Instructions to follow: The records should be written out in full, with nothing altered.

** start of Supplied material **

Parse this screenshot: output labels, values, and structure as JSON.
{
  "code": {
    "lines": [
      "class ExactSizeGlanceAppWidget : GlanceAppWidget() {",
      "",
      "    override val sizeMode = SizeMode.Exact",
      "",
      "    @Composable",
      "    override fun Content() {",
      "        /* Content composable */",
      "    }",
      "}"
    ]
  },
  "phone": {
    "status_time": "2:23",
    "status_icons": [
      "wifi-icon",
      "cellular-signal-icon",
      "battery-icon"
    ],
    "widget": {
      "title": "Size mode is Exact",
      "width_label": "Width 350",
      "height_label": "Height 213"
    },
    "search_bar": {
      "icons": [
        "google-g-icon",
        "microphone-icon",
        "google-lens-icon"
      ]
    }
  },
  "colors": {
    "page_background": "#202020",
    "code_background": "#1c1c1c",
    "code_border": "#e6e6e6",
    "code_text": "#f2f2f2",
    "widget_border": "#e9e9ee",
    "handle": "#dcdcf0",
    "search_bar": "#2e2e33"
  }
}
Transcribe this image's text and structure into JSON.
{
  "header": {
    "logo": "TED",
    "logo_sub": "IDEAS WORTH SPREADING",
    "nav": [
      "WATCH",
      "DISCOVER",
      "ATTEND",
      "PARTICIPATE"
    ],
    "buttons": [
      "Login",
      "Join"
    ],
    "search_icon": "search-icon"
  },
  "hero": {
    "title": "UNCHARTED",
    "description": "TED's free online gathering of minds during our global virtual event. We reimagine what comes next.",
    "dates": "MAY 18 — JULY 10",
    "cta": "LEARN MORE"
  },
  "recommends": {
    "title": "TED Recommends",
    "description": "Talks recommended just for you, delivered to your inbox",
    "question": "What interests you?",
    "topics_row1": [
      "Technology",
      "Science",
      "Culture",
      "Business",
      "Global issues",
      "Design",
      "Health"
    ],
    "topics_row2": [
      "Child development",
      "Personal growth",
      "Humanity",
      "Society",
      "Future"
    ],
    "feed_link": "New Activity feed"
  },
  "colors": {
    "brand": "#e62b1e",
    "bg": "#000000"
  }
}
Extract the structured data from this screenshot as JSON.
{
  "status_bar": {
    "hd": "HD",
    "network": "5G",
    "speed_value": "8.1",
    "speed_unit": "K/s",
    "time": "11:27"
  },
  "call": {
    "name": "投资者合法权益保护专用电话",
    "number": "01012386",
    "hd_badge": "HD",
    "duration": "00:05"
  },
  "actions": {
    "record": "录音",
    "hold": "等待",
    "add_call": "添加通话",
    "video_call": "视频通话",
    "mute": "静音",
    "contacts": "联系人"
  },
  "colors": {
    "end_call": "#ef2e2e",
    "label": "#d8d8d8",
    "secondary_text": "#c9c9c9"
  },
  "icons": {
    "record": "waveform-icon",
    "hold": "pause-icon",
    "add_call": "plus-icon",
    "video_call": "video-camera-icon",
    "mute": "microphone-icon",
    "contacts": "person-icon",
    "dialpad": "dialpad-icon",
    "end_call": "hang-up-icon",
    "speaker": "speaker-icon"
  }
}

** end of Supplied material **

Result of the task:
Parse this screenshot: output labels, values, and structure as JSON.
{
  "code": {
    "lines": [
      "class ExactSizeGlanceAppWidget : GlanceAppWidget() {",
      "",
      "    override val sizeMode = SizeMode.Exact",
      "",
      "    @Composable",
      "    override fun Content() {",
      "        /* Content composable */",
      "    }",
      "}"
    ]
  },
  "phone": {
    "status_time": "2:23",
    "status_icons": [
      "wifi-icon",
      "cellular-signal-icon",
      "battery-icon"
    ],
    "widget": {
      "title": "Size mode is Exact",
      "width_label": "Width 350",
      "height_label": "Height 213"
    },
    "search_bar": {
      "icons": [
        "google-g-icon",
        "microphone-icon",
        "google-lens-icon"
      ]
    }
  },
  "colors": {
    "page_background": "#202020",
    "code_background": "#1c1c1c",
    "code_border": "#e6e6e6",
    "code_text": "#f2f2f2",
    "widget_border": "#e9e9ee",
    "handle": "#dcdcf0",
    "search_bar": "#2e2e33"
  }
}
Transcribe this image's text and structure into JSON.
{
  "header": {
    "logo": "TED",
    "logo_sub": "IDEAS WORTH SPREADING",
    "nav": [
      "WATCH",
      "DISCOVER",
      "ATTEND",
      "PARTICIPATE"
    ],
    "buttons": [
      "Login",
      "Join"
    ],
    "search_icon": "search-icon"
  },
  "hero": {
    "title": "UNCHARTED",
    "description": "TED's free online gathering of minds during our global virtual event. We reimagine what comes next.",
    "dates": "MAY 18 — JULY 10",
    "cta": "LEARN MORE"
  },
  "recommends": {
    "title": "TED Recommends",
    "description": "Talks recommended just for you, delivered to your inbox",
    "question": "What interests you?",
    "topics_row1": [
      "Technology",
      "Science",
      "Culture",
      "Business",
      "Global issues",
      "Design",
      "Health"
    ],
    "topics_row2": [
      "Child development",
      "Personal growth",
      "Humanity",
      "Society",
      "Future"
    ],
    "feed_link": "New Activity feed"
  },
  "colors": {
    "brand": "#e62b1e",
    "bg": "#000000"
  }
}
Extract the structured data from this screenshot as JSON.
{
  "status_bar": {
    "hd": "HD",
    "network": "5G",
    "speed_value": "8.1",
    "speed_unit": "K/s",
    "time": "11:27"
  },
  "call": {
    "name": "投资者合法权益保护专用电话",
    "number": "01012386",
    "hd_badge": "HD",
    "duration": "00:05"
  },
  "actions": {
    "record": "录音",
    "hold": "等待",
    "add_call": "添加通话",
    "video_call": "视频通话",
    "mute": "静音",
    "contacts": "联系人"
  },
  "colors": {
    "end_call": "#ef2e2e",
    "label": "#d8d8d8",
    "secondary_text": "#c9c9c9"
  },
  "icons": {
    "record": "waveform-icon",
    "hold": "pause-icon",
    "add_call": "plus-icon",
    "video_call": "video-camera-icon",
    "mute": "microphone-icon",
    "contacts": "person-icon",
    "dialpad": "dialpad-icon",
    "end_call": "hang-up-icon",
    "speaker": "speaker-icon"
  }
}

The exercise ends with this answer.